Data items:
[start]
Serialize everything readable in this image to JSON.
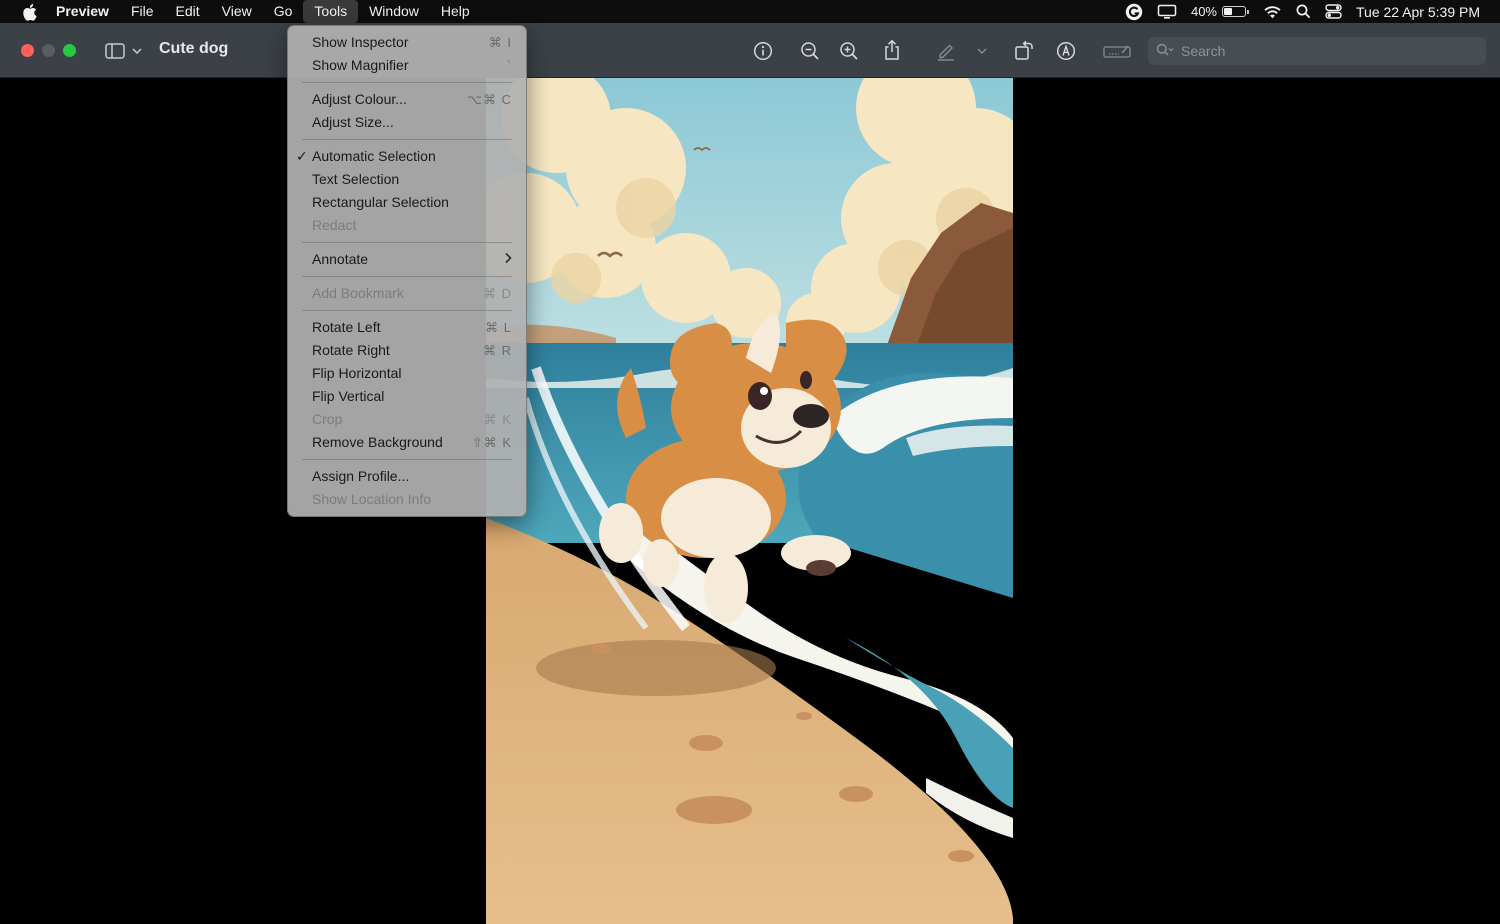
{
  "menubar": {
    "app_name": "Preview",
    "menus": [
      "File",
      "Edit",
      "View",
      "Go",
      "Tools",
      "Window",
      "Help"
    ],
    "active_menu": "Tools",
    "status": {
      "battery_percent": "40%",
      "battery_level": 0.4,
      "clock": "Tue 22 Apr  5:39 PM"
    }
  },
  "window": {
    "title": "Cute dog",
    "search_placeholder": "Search",
    "traffic_colors": [
      "#fe5f57",
      "#5a5d61",
      "#28c840"
    ]
  },
  "tools_menu": {
    "items": [
      {
        "label": "Show Inspector",
        "shortcut": "⌘ I",
        "enabled": true,
        "checked": false
      },
      {
        "label": "Show Magnifier",
        "shortcut": "`",
        "enabled": true,
        "checked": false
      },
      {
        "label": "Adjust Colour...",
        "shortcut": "⌥⌘ C",
        "enabled": true,
        "checked": false
      },
      {
        "label": "Adjust Size...",
        "shortcut": "",
        "enabled": true,
        "checked": false
      },
      {
        "label": "Automatic Selection",
        "shortcut": "",
        "enabled": true,
        "checked": true
      },
      {
        "label": "Text Selection",
        "shortcut": "",
        "enabled": true,
        "checked": false
      },
      {
        "label": "Rectangular Selection",
        "shortcut": "",
        "enabled": true,
        "checked": false
      },
      {
        "label": "Redact",
        "shortcut": "",
        "enabled": false,
        "checked": false
      },
      {
        "label": "Annotate",
        "shortcut": "",
        "enabled": true,
        "checked": false,
        "submenu": true
      },
      {
        "label": "Add Bookmark",
        "shortcut": "⌘ D",
        "enabled": false,
        "checked": false
      },
      {
        "label": "Rotate Left",
        "shortcut": "⌘ L",
        "enabled": true,
        "checked": false
      },
      {
        "label": "Rotate Right",
        "shortcut": "⌘ R",
        "enabled": true,
        "checked": false
      },
      {
        "label": "Flip Horizontal",
        "shortcut": "",
        "enabled": true,
        "checked": false
      },
      {
        "label": "Flip Vertical",
        "shortcut": "",
        "enabled": true,
        "checked": false
      },
      {
        "label": "Crop",
        "shortcut": "⌘ K",
        "enabled": false,
        "checked": false
      },
      {
        "label": "Remove Background",
        "shortcut": "⇧⌘ K",
        "enabled": true,
        "checked": false
      },
      {
        "label": "Assign Profile...",
        "shortcut": "",
        "enabled": true,
        "checked": false
      },
      {
        "label": "Show Location Info",
        "shortcut": "",
        "enabled": false,
        "checked": false
      }
    ]
  }
}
[end]
# [The exercise]
Check each line above for the string "Flip" and show the ones that have it.

# [Full response]
        "label": "Flip Horizontal",
        "label": "Flip Vertical",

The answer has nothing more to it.